Given data:
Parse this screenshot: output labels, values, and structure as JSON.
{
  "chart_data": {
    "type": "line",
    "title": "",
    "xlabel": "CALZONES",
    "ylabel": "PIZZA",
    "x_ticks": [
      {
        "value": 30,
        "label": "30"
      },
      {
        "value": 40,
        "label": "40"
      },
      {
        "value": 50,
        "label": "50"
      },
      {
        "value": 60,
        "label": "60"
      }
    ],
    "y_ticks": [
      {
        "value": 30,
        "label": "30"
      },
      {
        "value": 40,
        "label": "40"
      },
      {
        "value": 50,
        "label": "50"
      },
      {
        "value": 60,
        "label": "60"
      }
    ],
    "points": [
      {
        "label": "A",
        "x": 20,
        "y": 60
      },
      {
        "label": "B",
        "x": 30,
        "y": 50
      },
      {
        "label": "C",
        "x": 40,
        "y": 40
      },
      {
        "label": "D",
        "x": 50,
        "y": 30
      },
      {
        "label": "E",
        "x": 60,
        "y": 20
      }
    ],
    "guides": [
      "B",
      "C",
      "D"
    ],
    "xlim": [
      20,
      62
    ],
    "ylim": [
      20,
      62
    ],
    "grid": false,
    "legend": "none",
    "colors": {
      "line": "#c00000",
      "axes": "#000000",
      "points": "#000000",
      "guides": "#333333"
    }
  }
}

What the task requires: Reproduce each entry from the records above, character for character.

Answer to the problem:
Parse this screenshot: output labels, values, and structure as JSON.
{
  "chart_data": {
    "type": "line",
    "title": "",
    "xlabel": "CALZONES",
    "ylabel": "PIZZA",
    "x_ticks": [
      {
        "value": 30,
        "label": "30"
      },
      {
        "value": 40,
        "label": "40"
      },
      {
        "value": 50,
        "label": "50"
      },
      {
        "value": 60,
        "label": "60"
      }
    ],
    "y_ticks": [
      {
        "value": 30,
        "label": "30"
      },
      {
        "value": 40,
        "label": "40"
      },
      {
        "value": 50,
        "label": "50"
      },
      {
        "value": 60,
        "label": "60"
      }
    ],
    "points": [
      {
        "label": "A",
        "x": 20,
        "y": 60
      },
      {
        "label": "B",
        "x": 30,
        "y": 50
      },
      {
        "label": "C",
        "x": 40,
        "y": 40
      },
      {
        "label": "D",
        "x": 50,
        "y": 30
      },
      {
        "label": "E",
        "x": 60,
        "y": 20
      }
    ],
    "guides": [
      "B",
      "C",
      "D"
    ],
    "xlim": [
      20,
      62
    ],
    "ylim": [
      20,
      62
    ],
    "grid": false,
    "legend": "none",
    "colors": {
      "line": "#c00000",
      "axes": "#000000",
      "points": "#000000",
      "guides": "#333333"
    }
  }
}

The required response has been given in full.